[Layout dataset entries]
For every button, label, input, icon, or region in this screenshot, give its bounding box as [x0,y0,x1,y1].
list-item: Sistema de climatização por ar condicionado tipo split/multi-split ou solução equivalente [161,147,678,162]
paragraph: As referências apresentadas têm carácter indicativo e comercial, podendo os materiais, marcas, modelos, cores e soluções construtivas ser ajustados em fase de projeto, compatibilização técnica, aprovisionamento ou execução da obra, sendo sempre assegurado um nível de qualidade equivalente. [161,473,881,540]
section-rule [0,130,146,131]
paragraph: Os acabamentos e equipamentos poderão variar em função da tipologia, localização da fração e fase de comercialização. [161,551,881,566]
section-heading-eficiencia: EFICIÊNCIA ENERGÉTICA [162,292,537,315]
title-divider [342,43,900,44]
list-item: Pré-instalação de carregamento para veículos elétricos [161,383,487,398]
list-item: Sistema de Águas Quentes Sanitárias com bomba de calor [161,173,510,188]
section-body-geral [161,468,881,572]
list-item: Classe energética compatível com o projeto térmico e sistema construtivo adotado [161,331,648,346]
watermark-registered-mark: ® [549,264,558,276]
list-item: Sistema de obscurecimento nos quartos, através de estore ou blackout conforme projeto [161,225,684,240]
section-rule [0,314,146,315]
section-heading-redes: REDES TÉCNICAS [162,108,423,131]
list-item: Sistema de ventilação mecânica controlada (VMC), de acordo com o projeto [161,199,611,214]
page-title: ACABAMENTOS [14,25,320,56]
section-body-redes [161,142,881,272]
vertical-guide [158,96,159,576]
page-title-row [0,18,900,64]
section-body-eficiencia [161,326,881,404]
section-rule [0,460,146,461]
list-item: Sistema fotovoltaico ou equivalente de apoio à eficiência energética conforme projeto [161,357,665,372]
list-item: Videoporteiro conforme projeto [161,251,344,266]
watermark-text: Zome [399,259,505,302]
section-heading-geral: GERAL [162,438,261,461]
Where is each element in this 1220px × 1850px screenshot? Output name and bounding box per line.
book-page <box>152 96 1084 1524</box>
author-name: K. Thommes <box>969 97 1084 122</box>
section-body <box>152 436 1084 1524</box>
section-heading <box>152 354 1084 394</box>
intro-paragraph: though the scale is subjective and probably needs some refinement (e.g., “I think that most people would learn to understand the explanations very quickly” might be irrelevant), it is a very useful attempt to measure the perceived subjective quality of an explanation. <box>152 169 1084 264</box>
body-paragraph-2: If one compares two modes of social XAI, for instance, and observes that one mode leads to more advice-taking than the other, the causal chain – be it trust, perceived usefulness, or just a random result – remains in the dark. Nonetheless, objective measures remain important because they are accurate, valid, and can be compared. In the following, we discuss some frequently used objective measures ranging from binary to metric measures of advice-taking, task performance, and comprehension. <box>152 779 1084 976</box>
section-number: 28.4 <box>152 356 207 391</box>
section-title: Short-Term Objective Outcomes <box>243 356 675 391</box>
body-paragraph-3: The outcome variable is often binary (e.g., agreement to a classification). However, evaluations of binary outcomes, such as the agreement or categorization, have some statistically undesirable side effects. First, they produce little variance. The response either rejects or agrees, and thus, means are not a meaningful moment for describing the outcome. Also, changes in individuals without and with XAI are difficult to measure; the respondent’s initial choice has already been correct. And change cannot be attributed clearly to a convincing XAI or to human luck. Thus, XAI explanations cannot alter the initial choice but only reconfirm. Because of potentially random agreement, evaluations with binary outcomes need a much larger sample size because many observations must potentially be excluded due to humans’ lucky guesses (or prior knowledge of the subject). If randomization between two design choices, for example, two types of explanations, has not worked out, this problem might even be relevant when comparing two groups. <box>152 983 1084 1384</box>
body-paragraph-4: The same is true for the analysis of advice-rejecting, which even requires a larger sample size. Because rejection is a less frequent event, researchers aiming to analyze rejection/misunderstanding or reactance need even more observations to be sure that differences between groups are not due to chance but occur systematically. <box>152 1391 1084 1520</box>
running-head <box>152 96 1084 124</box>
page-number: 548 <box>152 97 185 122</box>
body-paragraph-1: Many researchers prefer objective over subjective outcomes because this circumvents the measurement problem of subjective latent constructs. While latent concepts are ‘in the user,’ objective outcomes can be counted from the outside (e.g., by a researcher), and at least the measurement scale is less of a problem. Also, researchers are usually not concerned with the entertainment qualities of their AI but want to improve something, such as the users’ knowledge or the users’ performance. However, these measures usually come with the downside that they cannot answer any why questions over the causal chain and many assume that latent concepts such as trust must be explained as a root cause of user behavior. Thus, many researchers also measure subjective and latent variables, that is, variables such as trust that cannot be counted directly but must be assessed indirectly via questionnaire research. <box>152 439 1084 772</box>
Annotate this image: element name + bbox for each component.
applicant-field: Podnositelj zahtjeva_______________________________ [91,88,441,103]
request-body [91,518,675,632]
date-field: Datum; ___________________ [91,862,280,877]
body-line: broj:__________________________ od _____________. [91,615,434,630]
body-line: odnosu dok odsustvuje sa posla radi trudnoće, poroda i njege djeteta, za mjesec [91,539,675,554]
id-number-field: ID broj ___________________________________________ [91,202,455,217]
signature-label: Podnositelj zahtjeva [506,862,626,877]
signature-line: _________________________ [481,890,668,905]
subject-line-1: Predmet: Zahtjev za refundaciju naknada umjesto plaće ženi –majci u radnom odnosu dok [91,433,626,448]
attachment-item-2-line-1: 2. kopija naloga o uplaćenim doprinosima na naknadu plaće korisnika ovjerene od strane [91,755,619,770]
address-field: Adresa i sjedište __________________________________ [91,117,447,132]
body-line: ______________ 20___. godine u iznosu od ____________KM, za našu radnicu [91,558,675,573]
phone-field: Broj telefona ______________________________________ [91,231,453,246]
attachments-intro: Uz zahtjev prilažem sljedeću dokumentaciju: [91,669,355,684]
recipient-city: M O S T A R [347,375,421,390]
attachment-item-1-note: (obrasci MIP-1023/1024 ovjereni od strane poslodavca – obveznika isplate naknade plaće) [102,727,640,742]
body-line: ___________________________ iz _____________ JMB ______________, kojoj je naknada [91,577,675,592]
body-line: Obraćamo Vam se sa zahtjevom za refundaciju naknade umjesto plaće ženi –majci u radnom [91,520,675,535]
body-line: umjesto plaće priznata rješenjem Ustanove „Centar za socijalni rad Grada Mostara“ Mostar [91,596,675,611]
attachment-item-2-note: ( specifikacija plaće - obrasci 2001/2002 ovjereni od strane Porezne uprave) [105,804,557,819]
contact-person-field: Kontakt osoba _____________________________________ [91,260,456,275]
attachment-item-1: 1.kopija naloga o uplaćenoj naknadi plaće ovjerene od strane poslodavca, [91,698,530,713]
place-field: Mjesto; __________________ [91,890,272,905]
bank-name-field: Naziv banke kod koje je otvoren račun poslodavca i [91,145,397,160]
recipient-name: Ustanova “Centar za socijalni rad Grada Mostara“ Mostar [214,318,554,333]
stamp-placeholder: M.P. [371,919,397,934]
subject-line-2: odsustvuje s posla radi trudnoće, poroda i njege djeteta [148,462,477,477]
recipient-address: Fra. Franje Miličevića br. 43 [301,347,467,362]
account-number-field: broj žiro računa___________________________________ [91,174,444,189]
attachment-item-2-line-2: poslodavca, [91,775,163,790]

> Request
Rewrite the records above, replacing every "list-item" with "bullet-item" and leaving everything else unchanged.

> Solution
For every button, label, input, icon, or region in this screenshot, give its bounding box as [x0,y0,x1,y1].
bullet-item: Sistema de climatização por ar condicionado tipo split/multi-split ou solução equivalente [161,147,678,162]
paragraph: As referências apresentadas têm carácter indicativo e comercial, podendo os materiais, marcas, modelos, cores e soluções construtivas ser ajustados em fase de projeto, compatibilização técnica, aprovisionamento ou execução da obra, sendo sempre assegurado um nível de qualidade equivalente. [161,473,881,540]
section-rule [0,130,146,131]
paragraph: Os acabamentos e equipamentos poderão variar em função da tipologia, localização da fração e fase de comercialização. [161,551,881,566]
section-heading-eficiencia: EFICIÊNCIA ENERGÉTICA [162,292,537,315]
title-divider [342,43,900,44]
bullet-item: Pré-instalação de carregamento para veículos elétricos [161,383,487,398]
bullet-item: Sistema de Águas Quentes Sanitárias com bomba de calor [161,173,510,188]
section-body-geral [161,468,881,572]
bullet-item: Classe energética compatível com o projeto térmico e sistema construtivo adotado [161,331,648,346]
watermark-registered-mark: ® [549,264,558,276]
bullet-item: Sistema de obscurecimento nos quartos, através de estore ou blackout conforme projeto [161,225,684,240]
section-rule [0,314,146,315]
section-heading-redes: REDES TÉCNICAS [162,108,423,131]
bullet-item: Sistema de ventilação mecânica controlada (VMC), de acordo com o projeto [161,199,611,214]
page-title: ACABAMENTOS [14,25,320,56]
section-body-redes [161,142,881,272]
vertical-guide [158,96,159,576]
page-title-row [0,18,900,64]
section-body-eficiencia [161,326,881,404]
section-rule [0,460,146,461]
bullet-item: Sistema fotovoltaico ou equivalente de apoio à eficiência energética conforme projeto [161,357,665,372]
bullet-item: Videoporteiro conforme projeto [161,251,344,266]
watermark-text: Zome [399,259,505,302]
section-heading-geral: GERAL [162,438,261,461]
Where is each element in this 1220px × 1850px screenshot? Output name and bounding box per line.
book-page <box>152 96 1084 1524</box>
author-name: K. Thommes <box>969 97 1084 122</box>
section-body <box>152 436 1084 1524</box>
section-heading <box>152 354 1084 394</box>
intro-paragraph: though the scale is subjective and probably needs some refinement (e.g., “I think that most people would learn to understand the explanations very quickly” might be irrelevant), it is a very useful attempt to measure the perceived subjective quality of an explanation. <box>152 169 1084 264</box>
body-paragraph-2: If one compares two modes of social XAI, for instance, and observes that one mode leads to more advice-taking than the other, the causal chain – be it trust, perceived usefulness, or just a random result – remains in the dark. Nonetheless, objective measures remain important because they are accurate, valid, and can be compared. In the following, we discuss some frequently used objective measures ranging from binary to metric measures of advice-taking, task performance, and comprehension. <box>152 779 1084 976</box>
section-number: 28.4 <box>152 356 207 391</box>
section-title: Short-Term Objective Outcomes <box>243 356 675 391</box>
body-paragraph-3: The outcome variable is often binary (e.g., agreement to a classification). However, evaluations of binary outcomes, such as the agreement or categorization, have some statistically undesirable side effects. First, they produce little variance. The response either rejects or agrees, and thus, means are not a meaningful moment for describing the outcome. Also, changes in individuals without and with XAI are difficult to measure; the respondent’s initial choice has already been correct. And change cannot be attributed clearly to a convincing XAI or to human luck. Thus, XAI explanations cannot alter the initial choice but only reconfirm. Because of potentially random agreement, evaluations with binary outcomes need a much larger sample size because many observations must potentially be excluded due to humans’ lucky guesses (or prior knowledge of the subject). If randomization between two design choices, for example, two types of explanations, has not worked out, this problem might even be relevant when comparing two groups. <box>152 983 1084 1384</box>
body-paragraph-4: The same is true for the analysis of advice-rejecting, which even requires a larger sample size. Because rejection is a less frequent event, researchers aiming to analyze rejection/misunderstanding or reactance need even more observations to be sure that differences between groups are not due to chance but occur systematically. <box>152 1391 1084 1520</box>
running-head <box>152 96 1084 124</box>
page-number: 548 <box>152 97 185 122</box>
body-paragraph-1: Many researchers prefer objective over subjective outcomes because this circumvents the measurement problem of subjective latent constructs. While latent concepts are ‘in the user,’ objective outcomes can be counted from the outside (e.g., by a researcher), and at least the measurement scale is less of a problem. Also, researchers are usually not concerned with the entertainment qualities of their AI but want to improve something, such as the users’ knowledge or the users’ performance. However, these measures usually come with the downside that they cannot answer any why questions over the causal chain and many assume that latent concepts such as trust must be explained as a root cause of user behavior. Thus, many researchers also measure subjective and latent variables, that is, variables such as trust that cannot be counted directly but must be assessed indirectly via questionnaire research. <box>152 439 1084 772</box>
Annotate this image: element name + bbox for each component.
applicant-field: Podnositelj zahtjeva_______________________________ [91,88,441,103]
request-body [91,518,675,632]
date-field: Datum; ___________________ [91,862,280,877]
body-line: broj:__________________________ od _____________. [91,615,434,630]
body-line: odnosu dok odsustvuje sa posla radi trudnoće, poroda i njege djeteta, za mjesec [91,539,675,554]
id-number-field: ID broj ___________________________________________ [91,202,455,217]
signature-label: Podnositelj zahtjeva [506,862,626,877]
signature-line: _________________________ [481,890,668,905]
subject-line-1: Predmet: Zahtjev za refundaciju naknada umjesto plaće ženi –majci u radnom odnosu dok [91,433,626,448]
attachment-item-2-line-1: 2. kopija naloga o uplaćenim doprinosima na naknadu plaće korisnika ovjerene od strane [91,755,619,770]
address-field: Adresa i sjedište __________________________________ [91,117,447,132]
body-line: ______________ 20___. godine u iznosu od ____________KM, za našu radnicu [91,558,675,573]
phone-field: Broj telefona ______________________________________ [91,231,453,246]
attachments-intro: Uz zahtjev prilažem sljedeću dokumentaciju: [91,669,355,684]
recipient-city: M O S T A R [347,375,421,390]
attachment-item-1-note: (obrasci MIP-1023/1024 ovjereni od strane poslodavca – obveznika isplate naknade plaće) [102,727,640,742]
body-line: ___________________________ iz _____________ JMB ______________, kojoj je naknada [91,577,675,592]
body-line: Obraćamo Vam se sa zahtjevom za refundaciju naknade umjesto plaće ženi –majci u radnom [91,520,675,535]
body-line: umjesto plaće priznata rješenjem Ustanove „Centar za socijalni rad Grada Mostara“ Mostar [91,596,675,611]
attachment-item-2-note: ( specifikacija plaće - obrasci 2001/2002 ovjereni od strane Porezne uprave) [105,804,557,819]
contact-person-field: Kontakt osoba _____________________________________ [91,260,456,275]
attachment-item-1: 1.kopija naloga o uplaćenoj naknadi plaće ovjerene od strane poslodavca, [91,698,530,713]
place-field: Mjesto; __________________ [91,890,272,905]
bank-name-field: Naziv banke kod koje je otvoren račun poslodavca i [91,145,397,160]
recipient-name: Ustanova “Centar za socijalni rad Grada Mostara“ Mostar [214,318,554,333]
stamp-placeholder: M.P. [371,919,397,934]
subject-line-2: odsustvuje s posla radi trudnoće, poroda i njege djeteta [148,462,477,477]
recipient-address: Fra. Franje Miličevića br. 43 [301,347,467,362]
account-number-field: broj žiro računa___________________________________ [91,174,444,189]
attachment-item-2-line-2: poslodavca, [91,775,163,790]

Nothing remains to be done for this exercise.